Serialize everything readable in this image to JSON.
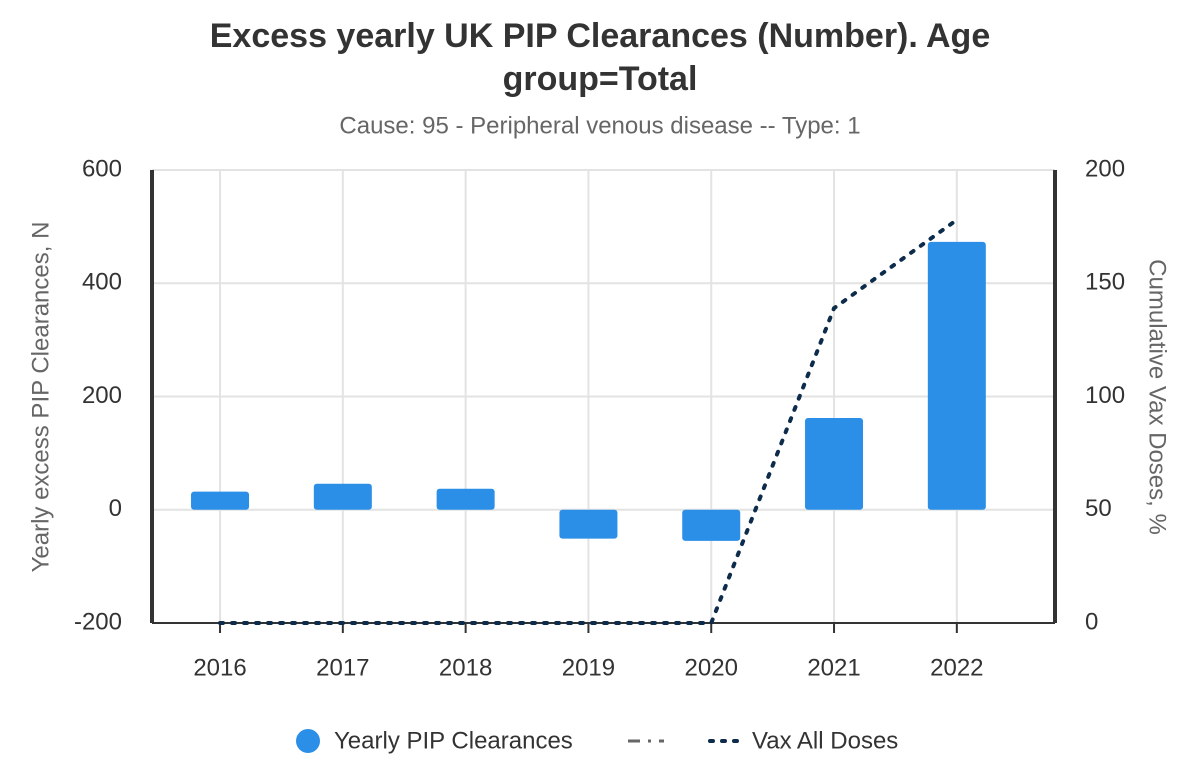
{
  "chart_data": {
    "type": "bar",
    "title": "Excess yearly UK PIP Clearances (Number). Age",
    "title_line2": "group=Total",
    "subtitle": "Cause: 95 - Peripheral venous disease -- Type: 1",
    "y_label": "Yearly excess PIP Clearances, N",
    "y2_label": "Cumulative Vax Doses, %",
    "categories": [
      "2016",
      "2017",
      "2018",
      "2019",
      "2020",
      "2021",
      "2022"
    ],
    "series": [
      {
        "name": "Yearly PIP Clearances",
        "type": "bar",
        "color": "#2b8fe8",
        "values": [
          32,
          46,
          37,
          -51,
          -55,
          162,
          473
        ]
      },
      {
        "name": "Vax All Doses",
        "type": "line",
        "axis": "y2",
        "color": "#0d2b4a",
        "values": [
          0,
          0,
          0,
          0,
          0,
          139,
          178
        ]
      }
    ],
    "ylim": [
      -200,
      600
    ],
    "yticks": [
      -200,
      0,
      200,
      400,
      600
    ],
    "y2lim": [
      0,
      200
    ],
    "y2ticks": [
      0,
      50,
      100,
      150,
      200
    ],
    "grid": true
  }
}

------

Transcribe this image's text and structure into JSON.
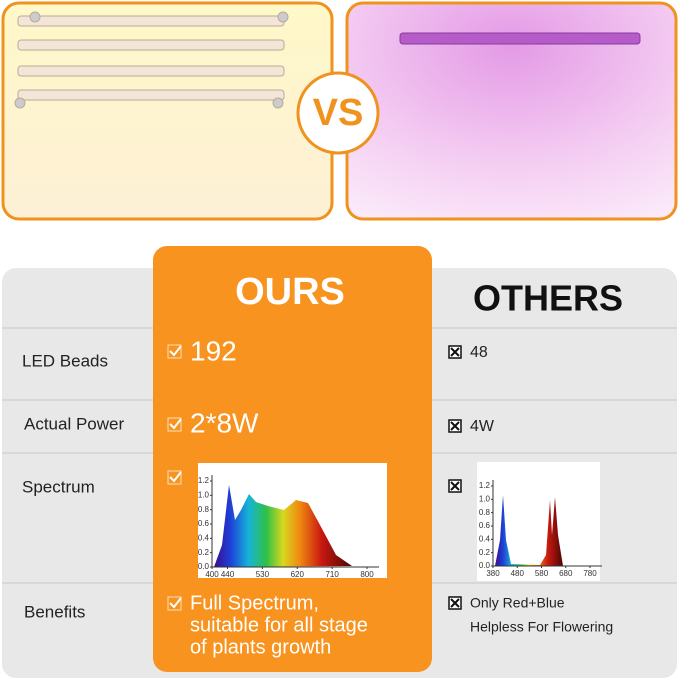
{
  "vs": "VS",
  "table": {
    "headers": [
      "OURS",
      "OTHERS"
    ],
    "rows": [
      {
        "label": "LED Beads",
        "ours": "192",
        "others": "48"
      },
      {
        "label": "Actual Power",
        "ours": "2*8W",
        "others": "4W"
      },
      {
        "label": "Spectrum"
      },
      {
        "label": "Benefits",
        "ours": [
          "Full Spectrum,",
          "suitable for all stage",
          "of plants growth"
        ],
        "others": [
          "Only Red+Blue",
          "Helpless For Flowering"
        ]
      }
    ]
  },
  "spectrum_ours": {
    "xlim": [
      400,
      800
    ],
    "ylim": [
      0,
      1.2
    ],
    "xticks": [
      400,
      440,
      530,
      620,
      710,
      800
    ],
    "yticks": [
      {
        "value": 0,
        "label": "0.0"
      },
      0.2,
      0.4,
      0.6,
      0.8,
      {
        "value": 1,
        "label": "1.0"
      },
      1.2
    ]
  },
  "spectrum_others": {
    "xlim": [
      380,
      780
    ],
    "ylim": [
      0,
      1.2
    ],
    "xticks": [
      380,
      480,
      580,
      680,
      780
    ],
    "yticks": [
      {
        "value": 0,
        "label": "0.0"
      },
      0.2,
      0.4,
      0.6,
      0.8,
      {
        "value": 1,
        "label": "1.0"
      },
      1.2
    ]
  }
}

------

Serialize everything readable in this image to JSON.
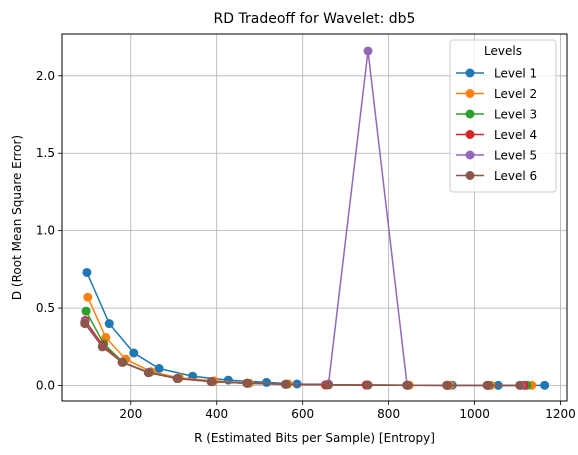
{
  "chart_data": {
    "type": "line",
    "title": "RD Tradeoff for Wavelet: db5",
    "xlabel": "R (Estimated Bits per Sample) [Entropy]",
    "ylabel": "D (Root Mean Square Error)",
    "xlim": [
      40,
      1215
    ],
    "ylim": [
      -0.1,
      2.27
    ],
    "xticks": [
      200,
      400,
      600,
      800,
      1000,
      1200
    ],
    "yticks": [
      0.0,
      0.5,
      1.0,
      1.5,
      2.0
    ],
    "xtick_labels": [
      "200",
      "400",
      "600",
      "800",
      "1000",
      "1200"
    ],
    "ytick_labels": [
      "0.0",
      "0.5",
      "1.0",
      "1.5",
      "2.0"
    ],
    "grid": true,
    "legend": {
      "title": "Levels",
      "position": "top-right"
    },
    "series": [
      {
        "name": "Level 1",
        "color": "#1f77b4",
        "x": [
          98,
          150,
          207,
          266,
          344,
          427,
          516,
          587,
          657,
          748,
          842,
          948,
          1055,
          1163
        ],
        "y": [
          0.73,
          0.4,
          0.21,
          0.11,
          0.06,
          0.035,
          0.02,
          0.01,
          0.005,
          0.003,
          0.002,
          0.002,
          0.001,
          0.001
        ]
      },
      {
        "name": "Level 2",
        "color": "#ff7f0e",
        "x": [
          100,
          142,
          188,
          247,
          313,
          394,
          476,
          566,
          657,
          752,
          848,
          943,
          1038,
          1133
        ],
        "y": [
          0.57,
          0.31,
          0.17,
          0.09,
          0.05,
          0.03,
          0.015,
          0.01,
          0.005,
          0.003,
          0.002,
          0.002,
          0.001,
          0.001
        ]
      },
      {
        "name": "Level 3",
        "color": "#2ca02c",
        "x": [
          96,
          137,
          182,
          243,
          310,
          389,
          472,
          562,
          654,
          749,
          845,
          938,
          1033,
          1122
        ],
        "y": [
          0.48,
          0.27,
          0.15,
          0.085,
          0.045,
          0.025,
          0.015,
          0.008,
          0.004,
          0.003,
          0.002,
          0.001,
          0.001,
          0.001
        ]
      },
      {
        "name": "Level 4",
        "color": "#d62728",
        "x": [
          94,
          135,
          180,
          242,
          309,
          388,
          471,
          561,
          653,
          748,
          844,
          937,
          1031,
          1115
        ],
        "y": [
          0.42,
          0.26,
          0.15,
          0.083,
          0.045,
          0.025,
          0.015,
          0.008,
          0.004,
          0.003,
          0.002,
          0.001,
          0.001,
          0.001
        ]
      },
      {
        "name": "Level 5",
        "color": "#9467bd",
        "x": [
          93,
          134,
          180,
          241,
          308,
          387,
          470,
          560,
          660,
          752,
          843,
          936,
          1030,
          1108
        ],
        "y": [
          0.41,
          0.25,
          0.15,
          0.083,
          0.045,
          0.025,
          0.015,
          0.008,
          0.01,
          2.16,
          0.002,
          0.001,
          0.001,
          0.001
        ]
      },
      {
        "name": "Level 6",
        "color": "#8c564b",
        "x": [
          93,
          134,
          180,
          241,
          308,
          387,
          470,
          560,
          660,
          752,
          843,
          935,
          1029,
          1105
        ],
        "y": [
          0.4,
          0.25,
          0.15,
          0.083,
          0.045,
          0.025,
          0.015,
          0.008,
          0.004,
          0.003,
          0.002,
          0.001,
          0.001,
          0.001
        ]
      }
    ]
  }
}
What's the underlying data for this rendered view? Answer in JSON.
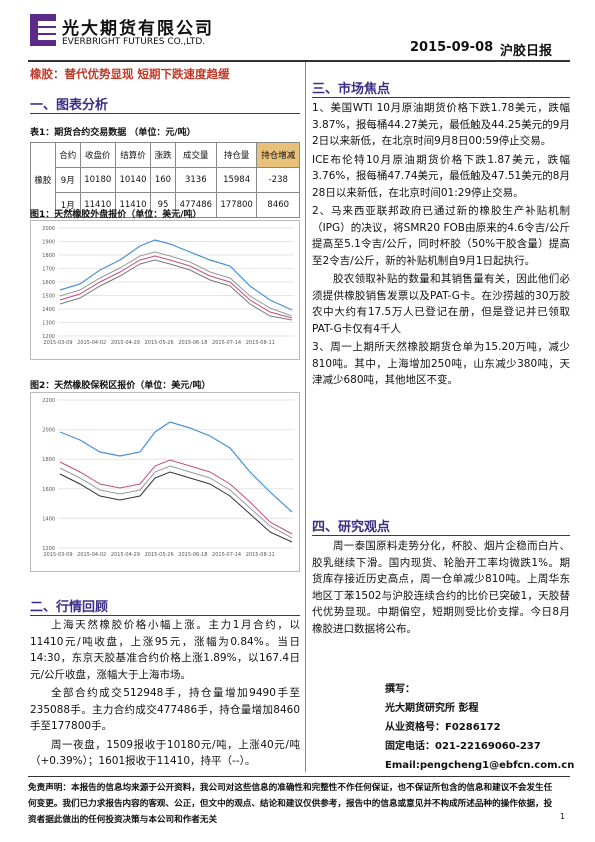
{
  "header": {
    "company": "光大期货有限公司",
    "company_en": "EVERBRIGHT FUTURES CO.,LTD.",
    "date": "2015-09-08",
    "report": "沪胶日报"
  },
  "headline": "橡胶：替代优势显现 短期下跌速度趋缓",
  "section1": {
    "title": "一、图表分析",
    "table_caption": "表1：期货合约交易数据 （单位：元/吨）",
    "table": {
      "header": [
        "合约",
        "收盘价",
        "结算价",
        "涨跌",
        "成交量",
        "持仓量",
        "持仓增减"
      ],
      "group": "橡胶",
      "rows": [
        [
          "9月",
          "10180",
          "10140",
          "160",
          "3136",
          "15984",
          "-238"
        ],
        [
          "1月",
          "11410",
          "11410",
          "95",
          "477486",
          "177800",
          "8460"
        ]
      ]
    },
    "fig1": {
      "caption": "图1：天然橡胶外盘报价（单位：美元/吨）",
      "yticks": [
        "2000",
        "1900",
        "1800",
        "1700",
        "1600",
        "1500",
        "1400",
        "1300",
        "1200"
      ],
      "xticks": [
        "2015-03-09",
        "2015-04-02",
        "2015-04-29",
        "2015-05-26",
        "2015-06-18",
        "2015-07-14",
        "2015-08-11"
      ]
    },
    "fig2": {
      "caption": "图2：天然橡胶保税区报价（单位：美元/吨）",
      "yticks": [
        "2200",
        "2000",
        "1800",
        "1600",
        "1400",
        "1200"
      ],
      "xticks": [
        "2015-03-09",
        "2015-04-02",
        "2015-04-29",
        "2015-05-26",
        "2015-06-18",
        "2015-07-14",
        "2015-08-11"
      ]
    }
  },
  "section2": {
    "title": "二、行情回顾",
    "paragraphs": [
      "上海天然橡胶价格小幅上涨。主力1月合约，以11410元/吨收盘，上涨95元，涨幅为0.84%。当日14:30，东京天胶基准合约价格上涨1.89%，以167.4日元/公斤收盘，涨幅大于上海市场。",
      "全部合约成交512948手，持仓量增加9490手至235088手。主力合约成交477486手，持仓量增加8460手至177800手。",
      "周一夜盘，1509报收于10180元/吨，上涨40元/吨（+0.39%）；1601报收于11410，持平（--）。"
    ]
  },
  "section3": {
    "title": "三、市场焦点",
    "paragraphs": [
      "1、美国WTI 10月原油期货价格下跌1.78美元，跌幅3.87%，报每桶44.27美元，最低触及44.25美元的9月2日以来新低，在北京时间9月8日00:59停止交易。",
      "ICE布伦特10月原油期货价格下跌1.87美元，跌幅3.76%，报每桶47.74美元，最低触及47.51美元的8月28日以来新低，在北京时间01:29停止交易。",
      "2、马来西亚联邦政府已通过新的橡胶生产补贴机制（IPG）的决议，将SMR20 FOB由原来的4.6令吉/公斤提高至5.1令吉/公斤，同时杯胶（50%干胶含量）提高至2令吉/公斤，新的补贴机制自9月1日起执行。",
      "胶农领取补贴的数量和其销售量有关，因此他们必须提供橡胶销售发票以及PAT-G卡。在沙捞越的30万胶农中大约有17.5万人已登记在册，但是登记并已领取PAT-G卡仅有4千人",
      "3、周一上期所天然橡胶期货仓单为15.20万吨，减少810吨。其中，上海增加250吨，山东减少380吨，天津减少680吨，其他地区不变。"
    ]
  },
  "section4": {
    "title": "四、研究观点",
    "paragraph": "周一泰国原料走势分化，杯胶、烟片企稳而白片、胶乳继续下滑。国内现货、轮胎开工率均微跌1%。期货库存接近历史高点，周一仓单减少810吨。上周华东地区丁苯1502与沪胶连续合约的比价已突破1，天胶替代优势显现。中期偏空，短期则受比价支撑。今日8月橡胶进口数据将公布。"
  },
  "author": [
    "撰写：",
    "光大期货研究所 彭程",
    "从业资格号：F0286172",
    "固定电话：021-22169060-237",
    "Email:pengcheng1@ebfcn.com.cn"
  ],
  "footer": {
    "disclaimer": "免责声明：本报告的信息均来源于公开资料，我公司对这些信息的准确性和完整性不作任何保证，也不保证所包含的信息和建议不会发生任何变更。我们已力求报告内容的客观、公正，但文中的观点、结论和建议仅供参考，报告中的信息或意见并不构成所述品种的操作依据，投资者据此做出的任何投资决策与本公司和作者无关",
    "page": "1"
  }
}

------

Extract every line of the records above that contains the word "name".

◆ TASK ANSWER
        "name": "Yearly PIP Clearances",
        "name": "Vax All Doses",
        "name": "Level 1",
        "name": "Level 2",
        "name": "Level 3",
        "name": "Level 4",
        "name": "Level 5",
        "name": "Level 6",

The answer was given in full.